## START Items

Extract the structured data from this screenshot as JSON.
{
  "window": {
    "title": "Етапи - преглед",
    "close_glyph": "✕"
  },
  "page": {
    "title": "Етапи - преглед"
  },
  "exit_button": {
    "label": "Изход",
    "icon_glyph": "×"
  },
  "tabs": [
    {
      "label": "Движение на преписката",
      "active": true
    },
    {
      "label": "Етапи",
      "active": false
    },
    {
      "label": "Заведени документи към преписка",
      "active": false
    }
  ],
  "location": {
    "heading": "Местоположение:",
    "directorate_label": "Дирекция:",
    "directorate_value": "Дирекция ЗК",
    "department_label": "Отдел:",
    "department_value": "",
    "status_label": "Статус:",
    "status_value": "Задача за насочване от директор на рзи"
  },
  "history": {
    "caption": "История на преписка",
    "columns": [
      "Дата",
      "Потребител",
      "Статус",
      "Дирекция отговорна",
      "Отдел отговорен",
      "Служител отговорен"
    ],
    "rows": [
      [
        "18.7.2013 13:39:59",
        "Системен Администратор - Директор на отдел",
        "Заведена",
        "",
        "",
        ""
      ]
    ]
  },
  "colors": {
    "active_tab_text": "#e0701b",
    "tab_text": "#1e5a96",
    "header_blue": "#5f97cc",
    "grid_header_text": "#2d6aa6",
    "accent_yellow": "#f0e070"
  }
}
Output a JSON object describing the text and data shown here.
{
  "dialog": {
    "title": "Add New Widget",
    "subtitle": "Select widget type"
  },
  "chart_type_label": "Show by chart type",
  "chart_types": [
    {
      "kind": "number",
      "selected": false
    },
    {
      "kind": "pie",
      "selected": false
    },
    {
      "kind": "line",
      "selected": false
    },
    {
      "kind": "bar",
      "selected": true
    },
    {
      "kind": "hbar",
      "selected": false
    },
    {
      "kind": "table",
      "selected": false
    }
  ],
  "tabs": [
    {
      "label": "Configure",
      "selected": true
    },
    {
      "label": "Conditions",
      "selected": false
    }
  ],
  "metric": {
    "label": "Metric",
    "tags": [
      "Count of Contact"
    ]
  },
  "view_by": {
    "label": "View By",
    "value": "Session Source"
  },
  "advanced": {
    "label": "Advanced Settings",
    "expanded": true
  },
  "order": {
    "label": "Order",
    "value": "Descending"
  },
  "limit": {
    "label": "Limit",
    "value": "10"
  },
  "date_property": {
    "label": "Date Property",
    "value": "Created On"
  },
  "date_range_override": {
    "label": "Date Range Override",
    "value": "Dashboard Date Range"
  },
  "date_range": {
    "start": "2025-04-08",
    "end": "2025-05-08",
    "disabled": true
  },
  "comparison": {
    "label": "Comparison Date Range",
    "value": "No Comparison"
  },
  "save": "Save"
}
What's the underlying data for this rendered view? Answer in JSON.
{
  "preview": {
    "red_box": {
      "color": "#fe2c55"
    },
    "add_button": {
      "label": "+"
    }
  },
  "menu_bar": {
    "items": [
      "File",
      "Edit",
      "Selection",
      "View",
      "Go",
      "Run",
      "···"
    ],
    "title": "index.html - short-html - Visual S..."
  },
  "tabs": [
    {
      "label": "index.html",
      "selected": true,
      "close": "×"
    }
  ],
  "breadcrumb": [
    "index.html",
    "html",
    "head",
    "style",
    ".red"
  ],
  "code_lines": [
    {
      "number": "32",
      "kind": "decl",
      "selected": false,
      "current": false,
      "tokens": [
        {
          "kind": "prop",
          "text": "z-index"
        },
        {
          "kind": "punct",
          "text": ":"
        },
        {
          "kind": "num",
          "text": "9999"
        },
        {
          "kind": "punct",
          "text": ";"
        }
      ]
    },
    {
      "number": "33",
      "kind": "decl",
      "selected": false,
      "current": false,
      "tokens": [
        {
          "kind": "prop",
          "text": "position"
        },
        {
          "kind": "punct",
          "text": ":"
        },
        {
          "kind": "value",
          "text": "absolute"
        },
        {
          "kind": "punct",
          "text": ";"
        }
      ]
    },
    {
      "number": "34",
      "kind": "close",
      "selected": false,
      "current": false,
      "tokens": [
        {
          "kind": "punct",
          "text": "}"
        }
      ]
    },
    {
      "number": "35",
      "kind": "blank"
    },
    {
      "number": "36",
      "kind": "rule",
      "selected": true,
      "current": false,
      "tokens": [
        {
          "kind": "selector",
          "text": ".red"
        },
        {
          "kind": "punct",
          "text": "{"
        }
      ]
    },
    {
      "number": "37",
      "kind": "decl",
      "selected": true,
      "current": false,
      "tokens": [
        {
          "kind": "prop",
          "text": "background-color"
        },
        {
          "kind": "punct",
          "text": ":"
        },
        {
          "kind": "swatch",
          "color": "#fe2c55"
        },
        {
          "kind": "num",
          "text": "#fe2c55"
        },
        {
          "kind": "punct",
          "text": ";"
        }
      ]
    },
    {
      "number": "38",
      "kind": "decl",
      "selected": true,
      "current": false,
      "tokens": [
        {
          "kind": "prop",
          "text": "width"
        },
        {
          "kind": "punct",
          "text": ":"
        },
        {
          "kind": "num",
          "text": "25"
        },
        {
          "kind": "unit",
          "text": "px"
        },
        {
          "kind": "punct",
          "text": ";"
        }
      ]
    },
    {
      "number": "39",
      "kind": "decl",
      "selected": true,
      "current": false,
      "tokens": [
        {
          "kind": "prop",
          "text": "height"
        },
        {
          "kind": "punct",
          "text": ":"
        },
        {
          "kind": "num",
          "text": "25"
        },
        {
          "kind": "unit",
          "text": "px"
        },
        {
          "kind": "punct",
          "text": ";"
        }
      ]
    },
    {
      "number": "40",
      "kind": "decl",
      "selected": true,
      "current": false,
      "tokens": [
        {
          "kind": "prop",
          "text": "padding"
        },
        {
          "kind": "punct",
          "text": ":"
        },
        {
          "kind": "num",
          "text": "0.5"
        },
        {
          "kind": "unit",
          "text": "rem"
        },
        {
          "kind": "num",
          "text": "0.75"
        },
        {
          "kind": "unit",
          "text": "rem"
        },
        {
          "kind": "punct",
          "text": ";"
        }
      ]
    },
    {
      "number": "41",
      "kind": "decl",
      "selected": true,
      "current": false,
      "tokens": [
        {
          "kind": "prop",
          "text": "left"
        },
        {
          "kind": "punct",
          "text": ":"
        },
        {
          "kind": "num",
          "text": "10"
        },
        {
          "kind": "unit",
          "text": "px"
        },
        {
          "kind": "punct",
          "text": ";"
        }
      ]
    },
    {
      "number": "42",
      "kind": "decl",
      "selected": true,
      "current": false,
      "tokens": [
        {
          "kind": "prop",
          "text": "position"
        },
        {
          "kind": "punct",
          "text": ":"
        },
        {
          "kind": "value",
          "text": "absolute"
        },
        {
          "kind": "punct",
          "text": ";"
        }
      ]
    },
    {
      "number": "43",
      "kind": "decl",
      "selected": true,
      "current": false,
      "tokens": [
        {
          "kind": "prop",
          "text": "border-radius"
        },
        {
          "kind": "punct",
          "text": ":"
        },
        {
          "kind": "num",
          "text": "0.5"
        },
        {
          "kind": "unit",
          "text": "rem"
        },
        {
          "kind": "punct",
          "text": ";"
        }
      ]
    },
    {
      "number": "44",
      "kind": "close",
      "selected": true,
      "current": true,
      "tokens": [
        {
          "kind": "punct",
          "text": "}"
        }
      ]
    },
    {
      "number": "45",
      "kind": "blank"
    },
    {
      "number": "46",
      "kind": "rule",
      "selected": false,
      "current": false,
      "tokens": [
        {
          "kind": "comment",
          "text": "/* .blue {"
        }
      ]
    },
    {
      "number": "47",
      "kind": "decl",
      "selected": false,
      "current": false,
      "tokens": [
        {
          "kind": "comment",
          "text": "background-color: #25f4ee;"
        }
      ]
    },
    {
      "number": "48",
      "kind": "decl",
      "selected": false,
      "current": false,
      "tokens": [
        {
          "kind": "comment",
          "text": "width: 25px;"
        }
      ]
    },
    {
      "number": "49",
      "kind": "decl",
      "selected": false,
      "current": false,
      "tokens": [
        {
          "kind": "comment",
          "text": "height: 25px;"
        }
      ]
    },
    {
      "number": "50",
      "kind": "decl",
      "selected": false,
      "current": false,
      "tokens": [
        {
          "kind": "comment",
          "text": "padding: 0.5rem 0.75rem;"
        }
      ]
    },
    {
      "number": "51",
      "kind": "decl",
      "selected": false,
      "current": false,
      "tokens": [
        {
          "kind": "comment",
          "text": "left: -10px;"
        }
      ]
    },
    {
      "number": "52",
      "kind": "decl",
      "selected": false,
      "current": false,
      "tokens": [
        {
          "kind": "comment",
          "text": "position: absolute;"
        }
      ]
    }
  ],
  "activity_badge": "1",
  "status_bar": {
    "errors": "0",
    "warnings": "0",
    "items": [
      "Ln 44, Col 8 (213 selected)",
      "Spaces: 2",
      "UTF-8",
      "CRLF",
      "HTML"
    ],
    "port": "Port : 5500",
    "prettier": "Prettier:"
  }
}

## END Items

**Task instructions**
Isolate each line of the listing above that includes "padding". Copy it.

**Expected output**
          "text": "padding"
          "text": "padding: 0.5rem 0.75rem;"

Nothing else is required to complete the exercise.